Problem - E - Codeforces

題意:
有 N 個雙向佇列,可以從左端或右端拿東西,東西用價值描述。求總共拿 M 個東西時,最大可能價值。

資料規模:
The first line of input data contains two integers n (1 ≤ n ≤ 100) and m (1 ≤ m ≤ 10000). The next n lines contain the values of the items on the shelves: the first number gives the number of items on this shelf (an integer between 1 and 100, inclusive), followed by the values of the items (integers between 1 and 100, inclusive), in the order in which they appear on the shelf (the first number corresponds to the leftmost item, the last one — to the rightmost one). The total number of items is guaranteed to be at least m.
TL: 1000 ms
ML: 256 MB

解法:
對 N 個雙向佇列分別預處理拿 x 個時,最大可以得到多少。之後進行 dp:
dp[ i ][ j ]:已考慮前 i 個雙向佇列,總共已拿 j 個東西,此時最大值。

時間 / 空間複雜度:
O( N * len( shelf )^2 + N * M )

---------------

- 待辦事項
- a) 請印出這篇題解中從「Problem - E」到「個雙向佇列,總共已拿 j 個東西,此時最大值。」之間的文字,頭尾兩處都要包含在內。
- b) 依據這篇題解回答:
(i) n 的上限是多少?
(ii) 時間限制是多少?
(iii) dp[ i ][ j ] 中的 j 代表什麼?

---------------

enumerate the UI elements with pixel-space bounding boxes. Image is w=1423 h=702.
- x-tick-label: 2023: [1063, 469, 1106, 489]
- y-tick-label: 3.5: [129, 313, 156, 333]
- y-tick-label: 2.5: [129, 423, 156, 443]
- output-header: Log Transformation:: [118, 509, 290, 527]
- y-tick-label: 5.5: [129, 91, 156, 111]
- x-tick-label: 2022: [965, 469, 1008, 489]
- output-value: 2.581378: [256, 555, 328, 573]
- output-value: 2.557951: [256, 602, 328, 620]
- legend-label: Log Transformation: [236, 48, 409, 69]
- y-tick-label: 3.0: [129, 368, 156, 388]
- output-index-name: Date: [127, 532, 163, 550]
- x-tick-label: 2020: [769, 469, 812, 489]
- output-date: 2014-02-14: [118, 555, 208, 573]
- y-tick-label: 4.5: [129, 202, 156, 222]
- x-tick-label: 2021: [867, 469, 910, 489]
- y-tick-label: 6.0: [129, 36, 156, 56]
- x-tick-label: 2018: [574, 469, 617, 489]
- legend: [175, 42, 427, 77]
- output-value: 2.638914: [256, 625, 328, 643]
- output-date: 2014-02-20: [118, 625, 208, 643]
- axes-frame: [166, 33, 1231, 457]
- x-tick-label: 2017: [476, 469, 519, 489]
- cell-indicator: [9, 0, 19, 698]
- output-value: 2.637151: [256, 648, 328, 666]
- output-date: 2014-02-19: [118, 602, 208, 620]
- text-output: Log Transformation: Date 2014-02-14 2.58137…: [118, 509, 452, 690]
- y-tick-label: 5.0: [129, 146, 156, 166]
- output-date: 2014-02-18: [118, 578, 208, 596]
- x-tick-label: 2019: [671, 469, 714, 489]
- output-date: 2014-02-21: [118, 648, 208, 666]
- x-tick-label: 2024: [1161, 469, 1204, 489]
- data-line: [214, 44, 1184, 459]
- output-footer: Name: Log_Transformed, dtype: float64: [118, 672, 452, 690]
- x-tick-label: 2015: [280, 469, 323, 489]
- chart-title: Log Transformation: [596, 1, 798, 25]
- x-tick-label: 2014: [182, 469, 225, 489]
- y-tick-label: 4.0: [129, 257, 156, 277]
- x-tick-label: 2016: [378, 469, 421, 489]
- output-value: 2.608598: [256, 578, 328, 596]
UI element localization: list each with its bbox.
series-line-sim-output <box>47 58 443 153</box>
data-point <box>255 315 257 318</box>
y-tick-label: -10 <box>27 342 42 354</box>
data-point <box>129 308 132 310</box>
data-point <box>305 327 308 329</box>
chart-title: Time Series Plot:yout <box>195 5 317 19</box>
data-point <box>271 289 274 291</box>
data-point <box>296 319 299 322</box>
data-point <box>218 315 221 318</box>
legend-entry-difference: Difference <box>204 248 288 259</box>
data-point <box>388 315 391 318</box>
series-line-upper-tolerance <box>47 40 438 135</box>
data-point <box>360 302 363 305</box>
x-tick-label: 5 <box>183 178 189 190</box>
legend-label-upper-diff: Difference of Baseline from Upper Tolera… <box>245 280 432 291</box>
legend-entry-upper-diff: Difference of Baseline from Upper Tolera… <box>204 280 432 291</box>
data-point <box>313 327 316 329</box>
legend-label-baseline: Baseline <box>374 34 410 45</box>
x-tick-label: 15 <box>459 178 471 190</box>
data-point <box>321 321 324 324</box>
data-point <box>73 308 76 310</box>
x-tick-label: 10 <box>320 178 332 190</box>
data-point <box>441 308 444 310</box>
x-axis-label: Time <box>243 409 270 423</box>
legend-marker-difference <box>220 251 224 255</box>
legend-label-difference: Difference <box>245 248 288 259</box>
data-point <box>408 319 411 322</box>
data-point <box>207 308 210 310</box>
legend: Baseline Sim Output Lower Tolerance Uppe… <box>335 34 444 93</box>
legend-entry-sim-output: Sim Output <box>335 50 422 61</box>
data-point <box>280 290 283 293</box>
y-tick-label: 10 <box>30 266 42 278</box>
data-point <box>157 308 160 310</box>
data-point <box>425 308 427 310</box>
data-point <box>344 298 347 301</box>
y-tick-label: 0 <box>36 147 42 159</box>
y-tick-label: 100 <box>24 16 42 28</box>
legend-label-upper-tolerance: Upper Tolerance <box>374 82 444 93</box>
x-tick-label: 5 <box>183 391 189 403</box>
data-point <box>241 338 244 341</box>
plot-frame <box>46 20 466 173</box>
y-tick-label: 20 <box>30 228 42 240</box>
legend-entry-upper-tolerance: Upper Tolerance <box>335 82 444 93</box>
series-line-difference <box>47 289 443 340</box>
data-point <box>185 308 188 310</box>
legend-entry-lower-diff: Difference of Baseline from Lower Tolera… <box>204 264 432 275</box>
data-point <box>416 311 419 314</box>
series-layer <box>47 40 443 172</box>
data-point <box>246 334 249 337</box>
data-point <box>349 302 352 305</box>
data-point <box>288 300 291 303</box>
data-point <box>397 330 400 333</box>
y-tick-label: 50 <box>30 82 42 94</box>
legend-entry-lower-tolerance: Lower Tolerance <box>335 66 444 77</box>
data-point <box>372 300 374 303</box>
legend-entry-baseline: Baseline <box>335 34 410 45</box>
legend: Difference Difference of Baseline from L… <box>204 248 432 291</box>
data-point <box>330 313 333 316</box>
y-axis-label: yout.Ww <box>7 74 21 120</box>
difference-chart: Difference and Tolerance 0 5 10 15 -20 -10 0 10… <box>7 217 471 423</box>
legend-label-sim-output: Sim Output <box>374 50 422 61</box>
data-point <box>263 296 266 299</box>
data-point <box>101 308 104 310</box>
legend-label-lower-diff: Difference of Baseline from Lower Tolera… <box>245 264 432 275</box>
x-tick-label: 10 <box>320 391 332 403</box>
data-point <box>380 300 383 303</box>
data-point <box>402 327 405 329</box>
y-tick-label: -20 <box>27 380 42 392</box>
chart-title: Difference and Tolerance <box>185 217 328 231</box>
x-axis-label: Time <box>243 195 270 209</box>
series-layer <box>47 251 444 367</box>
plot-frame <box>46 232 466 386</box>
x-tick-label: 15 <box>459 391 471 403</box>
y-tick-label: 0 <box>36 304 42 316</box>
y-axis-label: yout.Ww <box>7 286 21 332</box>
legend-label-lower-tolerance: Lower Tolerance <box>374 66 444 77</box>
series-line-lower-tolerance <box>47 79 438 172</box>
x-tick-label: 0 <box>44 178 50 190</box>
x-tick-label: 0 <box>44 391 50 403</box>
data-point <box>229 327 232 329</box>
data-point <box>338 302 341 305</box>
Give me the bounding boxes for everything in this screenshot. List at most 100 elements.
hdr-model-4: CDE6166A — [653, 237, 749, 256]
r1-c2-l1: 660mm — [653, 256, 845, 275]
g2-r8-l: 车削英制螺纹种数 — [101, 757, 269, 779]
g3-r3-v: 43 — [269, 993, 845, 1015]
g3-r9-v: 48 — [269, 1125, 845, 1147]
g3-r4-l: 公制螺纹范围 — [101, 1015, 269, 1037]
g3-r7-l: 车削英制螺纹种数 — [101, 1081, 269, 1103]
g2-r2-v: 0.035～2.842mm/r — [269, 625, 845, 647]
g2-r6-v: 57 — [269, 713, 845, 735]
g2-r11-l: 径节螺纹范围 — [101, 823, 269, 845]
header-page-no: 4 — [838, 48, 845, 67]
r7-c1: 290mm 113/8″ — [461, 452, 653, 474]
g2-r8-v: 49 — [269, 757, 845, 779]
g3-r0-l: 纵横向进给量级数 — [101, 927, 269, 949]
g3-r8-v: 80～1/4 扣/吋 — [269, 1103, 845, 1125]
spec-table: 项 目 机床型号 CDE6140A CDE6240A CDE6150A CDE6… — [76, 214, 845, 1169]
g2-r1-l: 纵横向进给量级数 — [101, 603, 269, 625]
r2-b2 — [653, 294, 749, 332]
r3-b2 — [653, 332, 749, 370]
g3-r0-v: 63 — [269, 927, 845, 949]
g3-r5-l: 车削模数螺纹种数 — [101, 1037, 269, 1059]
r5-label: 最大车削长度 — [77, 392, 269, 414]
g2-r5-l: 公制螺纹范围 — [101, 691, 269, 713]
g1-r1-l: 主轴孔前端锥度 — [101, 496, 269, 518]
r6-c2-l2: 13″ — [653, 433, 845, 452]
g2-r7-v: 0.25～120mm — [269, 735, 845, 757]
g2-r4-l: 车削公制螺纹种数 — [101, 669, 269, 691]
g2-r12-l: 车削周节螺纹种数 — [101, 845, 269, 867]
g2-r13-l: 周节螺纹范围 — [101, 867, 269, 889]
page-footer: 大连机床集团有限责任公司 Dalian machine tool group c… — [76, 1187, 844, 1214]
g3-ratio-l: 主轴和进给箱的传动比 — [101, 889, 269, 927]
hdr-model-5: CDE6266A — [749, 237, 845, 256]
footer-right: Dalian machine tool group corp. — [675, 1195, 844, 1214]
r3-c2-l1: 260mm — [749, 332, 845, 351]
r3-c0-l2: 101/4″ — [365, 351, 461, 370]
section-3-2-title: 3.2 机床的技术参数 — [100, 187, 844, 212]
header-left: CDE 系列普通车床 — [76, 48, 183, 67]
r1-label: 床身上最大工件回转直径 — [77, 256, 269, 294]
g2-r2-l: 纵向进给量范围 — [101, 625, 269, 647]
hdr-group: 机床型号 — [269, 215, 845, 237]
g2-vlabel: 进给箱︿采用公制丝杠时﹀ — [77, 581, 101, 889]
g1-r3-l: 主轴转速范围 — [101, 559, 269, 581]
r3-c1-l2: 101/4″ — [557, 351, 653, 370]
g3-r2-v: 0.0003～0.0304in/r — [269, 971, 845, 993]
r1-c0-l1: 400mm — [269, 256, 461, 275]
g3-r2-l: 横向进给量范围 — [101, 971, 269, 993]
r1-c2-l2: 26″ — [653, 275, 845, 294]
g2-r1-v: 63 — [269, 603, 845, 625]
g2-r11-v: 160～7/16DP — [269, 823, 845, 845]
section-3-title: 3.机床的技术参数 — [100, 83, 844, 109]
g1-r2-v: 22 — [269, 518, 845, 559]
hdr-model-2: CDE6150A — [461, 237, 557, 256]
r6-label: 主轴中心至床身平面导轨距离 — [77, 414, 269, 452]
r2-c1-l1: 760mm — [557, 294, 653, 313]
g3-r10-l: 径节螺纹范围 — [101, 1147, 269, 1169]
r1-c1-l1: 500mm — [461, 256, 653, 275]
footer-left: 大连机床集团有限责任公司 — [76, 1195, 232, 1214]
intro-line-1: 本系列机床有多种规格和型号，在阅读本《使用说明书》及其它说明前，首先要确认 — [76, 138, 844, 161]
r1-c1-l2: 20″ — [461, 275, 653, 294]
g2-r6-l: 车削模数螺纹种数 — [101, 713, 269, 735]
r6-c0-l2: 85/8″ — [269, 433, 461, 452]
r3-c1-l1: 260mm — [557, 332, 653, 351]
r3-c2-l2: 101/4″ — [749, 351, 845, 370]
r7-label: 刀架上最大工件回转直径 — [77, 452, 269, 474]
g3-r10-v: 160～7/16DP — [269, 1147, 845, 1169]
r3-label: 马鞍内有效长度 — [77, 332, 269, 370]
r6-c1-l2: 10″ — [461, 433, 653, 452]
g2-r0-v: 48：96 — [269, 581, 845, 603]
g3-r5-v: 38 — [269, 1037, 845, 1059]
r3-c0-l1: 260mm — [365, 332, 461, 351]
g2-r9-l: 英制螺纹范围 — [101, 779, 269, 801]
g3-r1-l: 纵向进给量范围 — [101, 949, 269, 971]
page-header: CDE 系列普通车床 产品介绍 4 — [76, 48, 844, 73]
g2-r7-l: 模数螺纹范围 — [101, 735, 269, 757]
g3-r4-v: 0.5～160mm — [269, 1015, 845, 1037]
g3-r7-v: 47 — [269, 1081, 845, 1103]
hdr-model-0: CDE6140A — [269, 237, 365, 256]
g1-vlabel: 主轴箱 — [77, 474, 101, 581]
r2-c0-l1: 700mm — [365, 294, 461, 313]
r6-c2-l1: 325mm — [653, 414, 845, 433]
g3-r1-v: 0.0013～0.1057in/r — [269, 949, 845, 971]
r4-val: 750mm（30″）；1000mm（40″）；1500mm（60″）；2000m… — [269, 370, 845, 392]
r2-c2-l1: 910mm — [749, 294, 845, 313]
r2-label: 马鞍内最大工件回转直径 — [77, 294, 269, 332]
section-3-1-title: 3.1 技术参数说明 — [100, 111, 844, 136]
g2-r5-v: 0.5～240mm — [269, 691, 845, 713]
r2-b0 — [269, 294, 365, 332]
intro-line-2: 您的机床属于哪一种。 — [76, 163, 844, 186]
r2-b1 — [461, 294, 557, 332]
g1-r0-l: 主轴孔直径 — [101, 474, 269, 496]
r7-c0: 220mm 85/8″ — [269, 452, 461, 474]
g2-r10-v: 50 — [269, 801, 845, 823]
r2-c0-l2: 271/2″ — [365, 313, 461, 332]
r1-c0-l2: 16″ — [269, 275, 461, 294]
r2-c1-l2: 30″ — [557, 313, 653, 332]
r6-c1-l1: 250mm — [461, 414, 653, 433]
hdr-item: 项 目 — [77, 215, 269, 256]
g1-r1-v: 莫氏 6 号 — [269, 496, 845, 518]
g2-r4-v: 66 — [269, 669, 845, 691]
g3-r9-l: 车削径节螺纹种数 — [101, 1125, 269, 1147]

---------------

- 各題答案
- a)
Problem - E - Codeforces

題意:
有 N 個雙向佇列,可以從左端或右端拿東西,東西用價值描述。求總共拿 M 個東西時,最大可能價值。

資料規模:
The first line of input data contains two integers n (1 ≤ n ≤ 100) and m (1 ≤ m ≤ 10000). The next n lines contain the values of the items on the shelves: the first number gives the number of items on this shelf (an integer between 1 and 100, inclusive), followed by the values of the items (integers between 1 and 100, inclusive), in the order in which they appear on the shelf (the first number corresponds to the leftmost item, the last one — to the rightmost one). The total number of items is guaranteed to be at least m.
TL: 1000 ms
ML: 256 MB

解法:
對 N 個雙向佇列分別預處理拿 x 個時,最大可以得到多少。之後進行 dp:
dp[ i ][ j ]:已考慮前 i 個雙向佇列,總共已拿 j 個東西,此時最大值。

- b)
(i) 100
(ii) 1000 ms
(iii) 總共已拿的東西個數